◆ **Work instructions**: Only lines containing the word "name" belong in the answer; copy each one from the records.

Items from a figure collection
────────────────────────────────────────
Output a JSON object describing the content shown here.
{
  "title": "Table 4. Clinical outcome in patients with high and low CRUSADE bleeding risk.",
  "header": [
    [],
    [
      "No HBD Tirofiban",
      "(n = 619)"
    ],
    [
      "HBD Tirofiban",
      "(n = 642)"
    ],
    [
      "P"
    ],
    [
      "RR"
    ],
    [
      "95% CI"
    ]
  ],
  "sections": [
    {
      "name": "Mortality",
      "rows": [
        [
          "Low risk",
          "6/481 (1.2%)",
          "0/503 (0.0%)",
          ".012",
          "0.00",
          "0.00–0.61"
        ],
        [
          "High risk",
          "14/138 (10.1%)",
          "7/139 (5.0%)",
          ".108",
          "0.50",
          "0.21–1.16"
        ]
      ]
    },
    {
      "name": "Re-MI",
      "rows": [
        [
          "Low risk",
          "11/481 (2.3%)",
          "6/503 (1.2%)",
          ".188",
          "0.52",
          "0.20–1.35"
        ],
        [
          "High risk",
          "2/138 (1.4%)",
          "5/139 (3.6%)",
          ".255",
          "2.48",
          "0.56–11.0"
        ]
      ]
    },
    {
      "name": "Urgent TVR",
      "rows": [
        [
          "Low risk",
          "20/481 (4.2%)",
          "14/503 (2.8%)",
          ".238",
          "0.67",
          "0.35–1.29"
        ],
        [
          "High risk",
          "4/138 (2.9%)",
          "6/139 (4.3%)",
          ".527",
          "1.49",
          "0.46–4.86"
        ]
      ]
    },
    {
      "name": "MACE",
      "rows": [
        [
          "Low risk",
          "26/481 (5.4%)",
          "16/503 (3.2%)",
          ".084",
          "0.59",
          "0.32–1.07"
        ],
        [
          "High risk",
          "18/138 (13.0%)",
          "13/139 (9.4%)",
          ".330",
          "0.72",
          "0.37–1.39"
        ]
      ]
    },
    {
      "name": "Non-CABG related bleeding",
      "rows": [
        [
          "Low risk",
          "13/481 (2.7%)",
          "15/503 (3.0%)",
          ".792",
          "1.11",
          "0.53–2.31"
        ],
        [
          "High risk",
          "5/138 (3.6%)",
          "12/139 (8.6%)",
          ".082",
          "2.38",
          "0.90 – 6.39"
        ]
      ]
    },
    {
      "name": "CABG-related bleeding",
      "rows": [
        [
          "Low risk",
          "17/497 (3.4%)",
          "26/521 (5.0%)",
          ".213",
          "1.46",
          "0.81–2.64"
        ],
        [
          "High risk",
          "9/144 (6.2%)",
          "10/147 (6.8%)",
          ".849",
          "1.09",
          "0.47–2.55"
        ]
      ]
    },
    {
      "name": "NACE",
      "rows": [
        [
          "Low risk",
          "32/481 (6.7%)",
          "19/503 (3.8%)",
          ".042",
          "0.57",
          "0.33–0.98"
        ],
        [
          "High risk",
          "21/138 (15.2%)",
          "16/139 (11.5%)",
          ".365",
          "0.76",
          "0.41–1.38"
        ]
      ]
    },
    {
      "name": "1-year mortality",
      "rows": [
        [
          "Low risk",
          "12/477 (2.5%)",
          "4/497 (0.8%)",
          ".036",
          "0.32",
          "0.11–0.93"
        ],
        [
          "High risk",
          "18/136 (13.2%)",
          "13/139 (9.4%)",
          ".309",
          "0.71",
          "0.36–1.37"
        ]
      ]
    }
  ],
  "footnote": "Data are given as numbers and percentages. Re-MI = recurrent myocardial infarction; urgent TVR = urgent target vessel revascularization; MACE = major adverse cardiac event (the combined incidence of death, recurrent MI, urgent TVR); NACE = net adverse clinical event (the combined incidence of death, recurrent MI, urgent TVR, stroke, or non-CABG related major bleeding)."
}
────────────────────────────────────────
◆ **Answer below**:
      "name": "Mortality",
      "name": "Re-MI",
      "name": "Urgent TVR",
      "name": "MACE",
      "name": "Non-CABG related bleeding",
      "name": "CABG-related bleeding",
      "name": "NACE",
      "name": "1-year mortality",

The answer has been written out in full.